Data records
"""

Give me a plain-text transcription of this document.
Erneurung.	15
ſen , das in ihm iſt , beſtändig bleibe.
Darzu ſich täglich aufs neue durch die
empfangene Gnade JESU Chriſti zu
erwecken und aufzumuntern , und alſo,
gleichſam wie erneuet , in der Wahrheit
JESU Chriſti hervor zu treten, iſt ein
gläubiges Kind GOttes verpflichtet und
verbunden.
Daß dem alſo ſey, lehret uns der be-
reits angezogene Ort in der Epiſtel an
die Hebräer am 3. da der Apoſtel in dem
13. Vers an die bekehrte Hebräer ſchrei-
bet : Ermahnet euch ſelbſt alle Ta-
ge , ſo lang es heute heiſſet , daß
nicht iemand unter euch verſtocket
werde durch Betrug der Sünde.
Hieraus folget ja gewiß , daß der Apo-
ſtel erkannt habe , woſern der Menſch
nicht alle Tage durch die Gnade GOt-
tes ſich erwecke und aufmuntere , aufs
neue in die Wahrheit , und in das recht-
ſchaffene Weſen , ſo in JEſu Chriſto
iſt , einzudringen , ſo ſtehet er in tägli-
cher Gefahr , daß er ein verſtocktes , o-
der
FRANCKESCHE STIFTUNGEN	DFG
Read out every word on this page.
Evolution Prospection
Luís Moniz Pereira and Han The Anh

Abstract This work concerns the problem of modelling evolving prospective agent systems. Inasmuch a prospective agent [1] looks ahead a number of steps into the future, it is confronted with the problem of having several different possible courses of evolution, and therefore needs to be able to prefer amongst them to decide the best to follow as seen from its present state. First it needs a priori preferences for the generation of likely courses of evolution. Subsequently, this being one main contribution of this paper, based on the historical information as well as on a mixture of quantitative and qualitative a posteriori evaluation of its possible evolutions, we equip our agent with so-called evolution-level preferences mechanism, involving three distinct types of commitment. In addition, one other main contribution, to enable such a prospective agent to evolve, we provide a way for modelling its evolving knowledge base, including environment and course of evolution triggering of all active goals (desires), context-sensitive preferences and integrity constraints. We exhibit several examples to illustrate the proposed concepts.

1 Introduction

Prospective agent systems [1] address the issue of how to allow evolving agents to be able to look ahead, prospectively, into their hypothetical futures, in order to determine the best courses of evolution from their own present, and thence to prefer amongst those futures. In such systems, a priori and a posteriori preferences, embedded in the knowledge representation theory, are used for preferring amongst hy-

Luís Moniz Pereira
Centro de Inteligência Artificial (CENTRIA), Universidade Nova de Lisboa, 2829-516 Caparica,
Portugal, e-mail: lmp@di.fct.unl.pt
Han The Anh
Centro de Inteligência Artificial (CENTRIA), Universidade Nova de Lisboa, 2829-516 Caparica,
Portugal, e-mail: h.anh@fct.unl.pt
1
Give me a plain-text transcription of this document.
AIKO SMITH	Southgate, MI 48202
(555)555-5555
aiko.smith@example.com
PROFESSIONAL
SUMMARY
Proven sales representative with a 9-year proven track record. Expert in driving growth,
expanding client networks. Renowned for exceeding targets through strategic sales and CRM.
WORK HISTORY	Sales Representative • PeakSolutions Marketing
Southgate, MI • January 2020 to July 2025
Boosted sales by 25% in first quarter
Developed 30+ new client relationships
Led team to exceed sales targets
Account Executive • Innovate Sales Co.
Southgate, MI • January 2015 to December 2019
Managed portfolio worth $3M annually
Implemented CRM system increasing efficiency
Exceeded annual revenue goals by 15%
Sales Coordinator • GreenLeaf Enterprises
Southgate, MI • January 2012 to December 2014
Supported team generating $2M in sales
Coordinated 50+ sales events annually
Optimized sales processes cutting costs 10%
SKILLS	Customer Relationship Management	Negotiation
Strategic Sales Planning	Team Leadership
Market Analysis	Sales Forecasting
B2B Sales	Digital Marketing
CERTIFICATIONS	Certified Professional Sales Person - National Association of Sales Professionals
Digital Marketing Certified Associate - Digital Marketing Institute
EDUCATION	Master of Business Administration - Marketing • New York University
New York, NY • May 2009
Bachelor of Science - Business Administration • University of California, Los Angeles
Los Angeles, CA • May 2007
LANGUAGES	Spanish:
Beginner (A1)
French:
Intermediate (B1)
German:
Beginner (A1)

"""

EXERCISE GOAL:
Pull out all lines from the entries above that include the word "mail".

RESPONSE:
Portugal, e-mail: lmp@di.fct.unl.pt
Portugal, e-mail: h.anh@fct.unl.pt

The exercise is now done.